(Provided information)

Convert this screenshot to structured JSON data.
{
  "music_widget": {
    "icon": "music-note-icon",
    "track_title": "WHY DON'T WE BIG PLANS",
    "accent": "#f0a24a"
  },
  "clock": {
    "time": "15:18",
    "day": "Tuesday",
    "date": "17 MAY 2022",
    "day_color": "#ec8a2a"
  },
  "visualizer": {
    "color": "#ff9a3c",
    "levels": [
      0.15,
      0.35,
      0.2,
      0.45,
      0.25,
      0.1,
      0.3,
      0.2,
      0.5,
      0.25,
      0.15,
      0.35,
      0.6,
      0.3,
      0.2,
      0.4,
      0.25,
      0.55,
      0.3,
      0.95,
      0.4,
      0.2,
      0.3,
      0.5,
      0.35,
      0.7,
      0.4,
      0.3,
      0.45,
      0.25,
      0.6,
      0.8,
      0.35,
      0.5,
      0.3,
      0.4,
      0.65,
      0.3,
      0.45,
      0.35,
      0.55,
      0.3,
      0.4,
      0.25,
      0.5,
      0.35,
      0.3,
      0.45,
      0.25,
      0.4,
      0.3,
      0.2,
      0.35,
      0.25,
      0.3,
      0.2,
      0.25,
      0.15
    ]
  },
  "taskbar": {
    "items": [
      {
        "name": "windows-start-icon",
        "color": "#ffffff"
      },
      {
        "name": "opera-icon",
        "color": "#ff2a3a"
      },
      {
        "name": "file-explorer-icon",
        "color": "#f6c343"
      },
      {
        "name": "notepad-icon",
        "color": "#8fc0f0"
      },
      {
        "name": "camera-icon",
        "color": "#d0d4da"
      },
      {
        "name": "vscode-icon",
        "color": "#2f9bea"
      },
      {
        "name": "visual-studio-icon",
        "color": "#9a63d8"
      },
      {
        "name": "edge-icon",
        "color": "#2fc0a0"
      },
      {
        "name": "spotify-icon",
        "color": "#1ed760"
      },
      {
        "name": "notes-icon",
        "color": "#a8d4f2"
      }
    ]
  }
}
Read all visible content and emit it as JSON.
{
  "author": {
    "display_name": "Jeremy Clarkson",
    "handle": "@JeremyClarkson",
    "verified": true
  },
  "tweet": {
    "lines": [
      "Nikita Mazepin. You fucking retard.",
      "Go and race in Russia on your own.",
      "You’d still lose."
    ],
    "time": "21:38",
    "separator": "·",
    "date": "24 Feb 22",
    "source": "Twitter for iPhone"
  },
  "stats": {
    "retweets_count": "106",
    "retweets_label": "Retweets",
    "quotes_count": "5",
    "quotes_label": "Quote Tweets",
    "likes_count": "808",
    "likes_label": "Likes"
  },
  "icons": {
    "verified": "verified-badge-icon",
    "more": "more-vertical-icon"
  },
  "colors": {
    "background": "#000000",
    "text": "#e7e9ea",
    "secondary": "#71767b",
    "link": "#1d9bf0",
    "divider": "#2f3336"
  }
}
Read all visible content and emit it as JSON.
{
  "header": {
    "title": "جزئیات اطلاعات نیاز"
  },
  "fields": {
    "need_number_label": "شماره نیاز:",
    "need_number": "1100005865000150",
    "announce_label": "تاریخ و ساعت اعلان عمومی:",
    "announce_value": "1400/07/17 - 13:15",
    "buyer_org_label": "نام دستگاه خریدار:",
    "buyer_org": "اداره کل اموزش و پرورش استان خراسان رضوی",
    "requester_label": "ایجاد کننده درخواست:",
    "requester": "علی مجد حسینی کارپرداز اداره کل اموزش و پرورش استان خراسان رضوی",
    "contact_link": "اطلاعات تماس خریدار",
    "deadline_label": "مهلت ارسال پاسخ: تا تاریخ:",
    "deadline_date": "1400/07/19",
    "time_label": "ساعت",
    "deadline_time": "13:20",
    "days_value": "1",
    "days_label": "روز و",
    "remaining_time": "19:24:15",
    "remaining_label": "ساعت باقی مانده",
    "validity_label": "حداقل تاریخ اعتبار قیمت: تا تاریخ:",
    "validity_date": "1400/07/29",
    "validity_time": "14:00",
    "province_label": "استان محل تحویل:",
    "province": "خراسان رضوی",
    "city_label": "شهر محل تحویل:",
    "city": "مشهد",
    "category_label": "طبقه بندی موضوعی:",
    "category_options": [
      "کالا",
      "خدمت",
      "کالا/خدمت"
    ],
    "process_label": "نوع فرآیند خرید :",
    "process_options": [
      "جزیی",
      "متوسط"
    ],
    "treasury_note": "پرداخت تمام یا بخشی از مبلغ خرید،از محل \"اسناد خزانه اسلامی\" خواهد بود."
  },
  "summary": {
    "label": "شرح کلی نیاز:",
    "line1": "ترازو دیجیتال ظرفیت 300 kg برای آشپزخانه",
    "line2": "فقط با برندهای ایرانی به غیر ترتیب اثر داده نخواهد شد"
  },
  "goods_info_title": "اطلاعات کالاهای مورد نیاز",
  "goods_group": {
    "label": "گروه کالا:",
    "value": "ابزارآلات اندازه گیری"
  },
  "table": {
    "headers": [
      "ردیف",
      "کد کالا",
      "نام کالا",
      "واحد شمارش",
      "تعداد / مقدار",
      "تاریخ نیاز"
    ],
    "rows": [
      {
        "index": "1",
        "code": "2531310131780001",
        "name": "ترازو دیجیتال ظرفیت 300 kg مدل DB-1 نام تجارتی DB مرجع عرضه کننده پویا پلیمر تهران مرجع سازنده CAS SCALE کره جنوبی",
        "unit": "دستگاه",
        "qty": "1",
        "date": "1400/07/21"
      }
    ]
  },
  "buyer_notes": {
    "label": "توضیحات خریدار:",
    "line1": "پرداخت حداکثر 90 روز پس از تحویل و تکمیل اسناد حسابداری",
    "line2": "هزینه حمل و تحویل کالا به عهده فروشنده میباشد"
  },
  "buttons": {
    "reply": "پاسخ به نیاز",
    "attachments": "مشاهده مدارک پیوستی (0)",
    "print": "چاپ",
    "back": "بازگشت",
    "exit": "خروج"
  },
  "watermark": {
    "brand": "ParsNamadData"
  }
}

(Direction)
Report every line in the data above in which the word "کننده" appears.

(Task response)
    "requester_label": "ایجاد کننده درخواست:",
        "name": "ترازو دیجیتال ظرفیت 300 kg مدل DB-1 نام تجارتی DB مرجع عرضه کننده پویا پلیمر تهران مرجع سازنده CAS SCALE کره جنوبی",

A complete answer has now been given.